**Task brief:** Each line of the material must be repeated precisely, with the pictures left out.

**The data:**

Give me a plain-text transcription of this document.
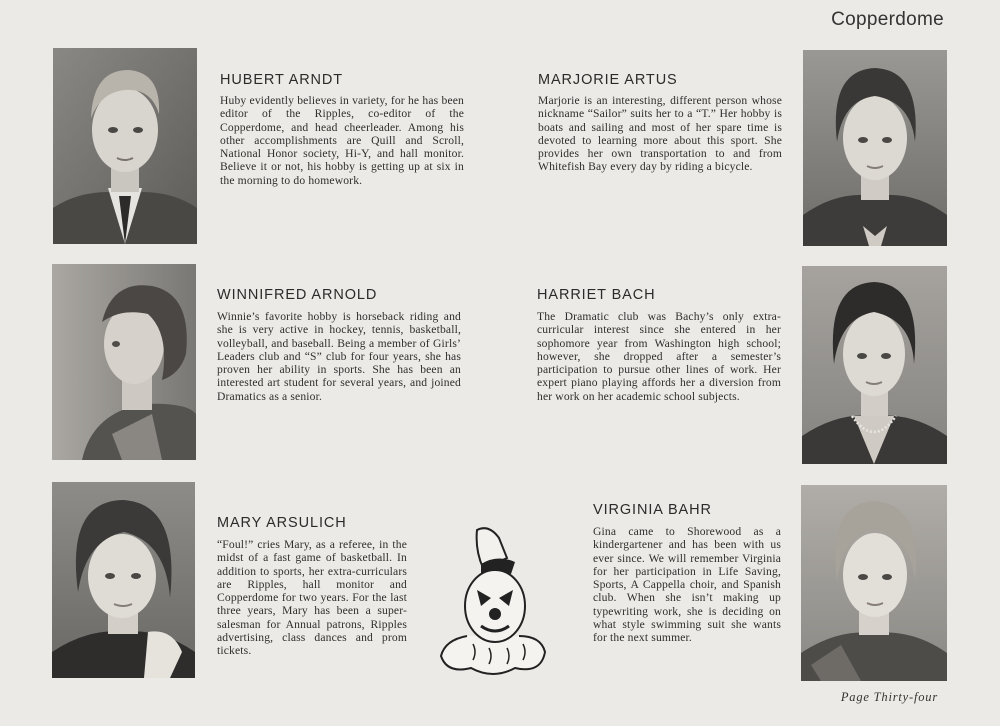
Copperdome
HUBERT ARNDT
Huby evidently believes in variety, for he has been editor of the Ripples, co-editor of the Copperdome, and head cheerleader. Among his other accomplishments are Quill and Scroll, National Honor society, Hi-Y, and hall monitor. Believe it or not, his hobby is getting up at six in the morning to do homework.
MARJORIE ARTUS
Marjorie is an interesting, different person whose nickname “Sailor” suits her to a “T.” Her hobby is boats and sailing and most of her spare time is devoted to learning more about this sport. She provides her own transportation to and from Whitefish Bay every day by riding a bicycle.
WINNIFRED ARNOLD
Winnie’s favorite hobby is horseback riding and she is very active in hockey, tennis, basketball, volleyball, and baseball. Being a member of Girls’ Leaders club and “S” club for four years, she has proven her ability in sports. She has been an interested art student for several years, and joined Dramatics as a senior.
HARRIET BACH
The Dramatic club was Bachy’s only extra-curricular interest since she entered in her sophomore year from Washington high school; however, she dropped after a semester’s participation to pursue other lines of work. Her expert piano playing affords her a diversion from her work on her academic school subjects.
MARY ARSULICH
“Foul!” cries Mary, as a referee, in the midst of a fast game of basketball. In addition to sports, her extra-curriculars are Ripples, hall monitor and Copperdome for two years. For the last three years, Mary has been a super-salesman for Annual patrons, Ripples advertising, class dances and prom tickets.
VIRGINIA BAHR
Gina came to Shorewood as a kindergartener and has been with us ever since. We will remember Virginia for her participation in Life Saving, Sports, A Cappella choir, and Spanish club. When she isn’t making up typewriting work, she is deciding on what style swimming suit she wants for the next summer.
Page Thirty-four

**Reply:**
Give me a plain-text transcription of this document.
Copperdome
HUBERT ARNDT
Huby evidently believes in variety, for he has been editor of the Ripples, co-editor of the Copperdome, and head cheerleader. Among his other accomplishments are Quill and Scroll, National Honor society, Hi-Y, and hall monitor. Believe it or not, his hobby is getting up at six in the morning to do homework.
MARJORIE ARTUS
Marjorie is an interesting, different person whose nickname “Sailor” suits her to a “T.” Her hobby is boats and sailing and most of her spare time is devoted to learning more about this sport. She provides her own transportation to and from Whitefish Bay every day by riding a bicycle.
WINNIFRED ARNOLD
Winnie’s favorite hobby is horseback riding and she is very active in hockey, tennis, basketball, volleyball, and baseball. Being a member of Girls’ Leaders club and “S” club for four years, she has proven her ability in sports. She has been an interested art student for several years, and joined Dramatics as a senior.
HARRIET BACH
The Dramatic club was Bachy’s only extra-curricular interest since she entered in her sophomore year from Washington high school; however, she dropped after a semester’s participation to pursue other lines of work. Her expert piano playing affords her a diversion from her work on her academic school subjects.
MARY ARSULICH
“Foul!” cries Mary, as a referee, in the midst of a fast game of basketball. In addition to sports, her extra-curriculars are Ripples, hall monitor and Copperdome for two years. For the last three years, Mary has been a super-salesman for Annual patrons, Ripples advertising, class dances and prom tickets.
VIRGINIA BAHR
Gina came to Shorewood as a kindergartener and has been with us ever since. We will remember Virginia for her participation in Life Saving, Sports, A Cappella choir, and Spanish club. When she isn’t making up typewriting work, she is deciding on what style swimming suit she wants for the next summer.
Page Thirty-four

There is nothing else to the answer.